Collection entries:

## Start

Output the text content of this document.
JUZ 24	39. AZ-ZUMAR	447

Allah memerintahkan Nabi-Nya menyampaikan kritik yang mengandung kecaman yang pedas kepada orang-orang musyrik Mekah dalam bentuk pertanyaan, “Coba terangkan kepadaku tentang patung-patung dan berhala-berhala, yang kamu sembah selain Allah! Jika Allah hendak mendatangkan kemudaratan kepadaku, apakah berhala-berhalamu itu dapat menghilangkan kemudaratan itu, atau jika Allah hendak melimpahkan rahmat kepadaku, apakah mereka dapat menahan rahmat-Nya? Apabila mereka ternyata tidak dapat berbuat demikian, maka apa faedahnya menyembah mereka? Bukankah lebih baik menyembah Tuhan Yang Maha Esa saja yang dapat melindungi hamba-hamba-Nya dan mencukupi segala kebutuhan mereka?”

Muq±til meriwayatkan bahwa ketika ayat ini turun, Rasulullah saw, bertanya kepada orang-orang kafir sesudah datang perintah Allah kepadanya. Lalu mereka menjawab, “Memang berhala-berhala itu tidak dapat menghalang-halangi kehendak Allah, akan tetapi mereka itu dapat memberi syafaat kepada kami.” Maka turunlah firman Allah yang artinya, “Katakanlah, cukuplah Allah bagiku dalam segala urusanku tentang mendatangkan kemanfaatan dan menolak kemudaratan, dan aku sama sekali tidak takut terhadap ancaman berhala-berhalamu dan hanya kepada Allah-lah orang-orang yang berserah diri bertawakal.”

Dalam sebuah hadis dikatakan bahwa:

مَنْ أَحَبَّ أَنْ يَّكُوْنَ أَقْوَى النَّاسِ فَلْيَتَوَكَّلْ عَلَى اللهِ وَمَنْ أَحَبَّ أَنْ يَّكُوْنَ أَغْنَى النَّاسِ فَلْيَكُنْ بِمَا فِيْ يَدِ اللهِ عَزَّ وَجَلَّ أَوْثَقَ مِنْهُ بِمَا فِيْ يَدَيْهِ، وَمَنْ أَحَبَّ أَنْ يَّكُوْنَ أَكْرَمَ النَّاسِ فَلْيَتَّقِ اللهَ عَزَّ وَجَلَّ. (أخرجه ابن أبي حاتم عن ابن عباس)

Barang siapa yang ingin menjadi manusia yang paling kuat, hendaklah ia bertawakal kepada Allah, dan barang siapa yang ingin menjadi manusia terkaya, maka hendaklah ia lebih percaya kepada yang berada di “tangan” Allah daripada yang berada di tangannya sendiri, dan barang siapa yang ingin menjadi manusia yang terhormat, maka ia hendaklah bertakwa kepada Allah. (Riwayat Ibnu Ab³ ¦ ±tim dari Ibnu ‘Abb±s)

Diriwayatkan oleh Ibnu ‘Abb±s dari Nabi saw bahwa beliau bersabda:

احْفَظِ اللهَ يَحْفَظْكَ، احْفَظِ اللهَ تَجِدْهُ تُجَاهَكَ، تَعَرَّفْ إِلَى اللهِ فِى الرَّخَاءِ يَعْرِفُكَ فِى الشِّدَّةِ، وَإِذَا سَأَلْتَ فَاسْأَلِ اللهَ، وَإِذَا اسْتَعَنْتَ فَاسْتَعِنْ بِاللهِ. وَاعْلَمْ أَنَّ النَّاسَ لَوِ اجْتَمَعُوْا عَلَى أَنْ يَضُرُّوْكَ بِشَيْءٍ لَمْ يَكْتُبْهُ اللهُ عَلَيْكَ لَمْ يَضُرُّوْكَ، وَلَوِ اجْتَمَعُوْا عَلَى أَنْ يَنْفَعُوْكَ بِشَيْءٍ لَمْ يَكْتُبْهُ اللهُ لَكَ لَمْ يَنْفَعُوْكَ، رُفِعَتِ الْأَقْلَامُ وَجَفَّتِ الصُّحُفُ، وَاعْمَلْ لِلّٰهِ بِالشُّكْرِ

## End

(SET EXERCISE) Gather all lines from the listing above in which "tentang" occurs.

(COMPLETE OUTPUT)
Allah memerintahkan Nabi-Nya menyampaikan kritik yang mengandung kecaman yang pedas kepada orang-orang musyrik Mekah dalam bentuk pertanyaan, “Coba terangkan kepadaku tentang patung-patung dan berhala-berhala, yang kamu sembah selain Allah! Jika Allah hendak mendatangkan kemudaratan kepadaku, apakah berhala-berhalamu itu dapat menghilangkan kemudaratan itu, atau jika Allah hendak melimpahkan rahmat kepadaku, apakah mereka dapat menahan rahmat-Nya? Apabila mereka ternyata tidak dapat berbuat demikian, maka apa faedahnya menyembah mereka? Bukankah lebih baik menyembah Tuhan Yang Maha Esa saja yang dapat melindungi hamba-hamba-Nya dan mencukupi segala kebutuhan mereka?”
Muq±til meriwayatkan bahwa ketika ayat ini turun, Rasulullah saw, bertanya kepada orang-orang kafir sesudah datang perintah Allah kepadanya. Lalu mereka menjawab, “Memang berhala-berhala itu tidak dapat menghalang-halangi kehendak Allah, akan tetapi mereka itu dapat memberi syafaat kepada kami.” Maka turunlah firman Allah yang artinya, “Katakanlah, cukuplah Allah bagiku dalam segala urusanku tentang mendatangkan kemanfaatan dan menolak kemudaratan, dan aku sama sekali tidak takut terhadap ancaman berhala-berhalamu dan hanya kepada Allah-lah orang-orang yang berserah diri bertawakal.”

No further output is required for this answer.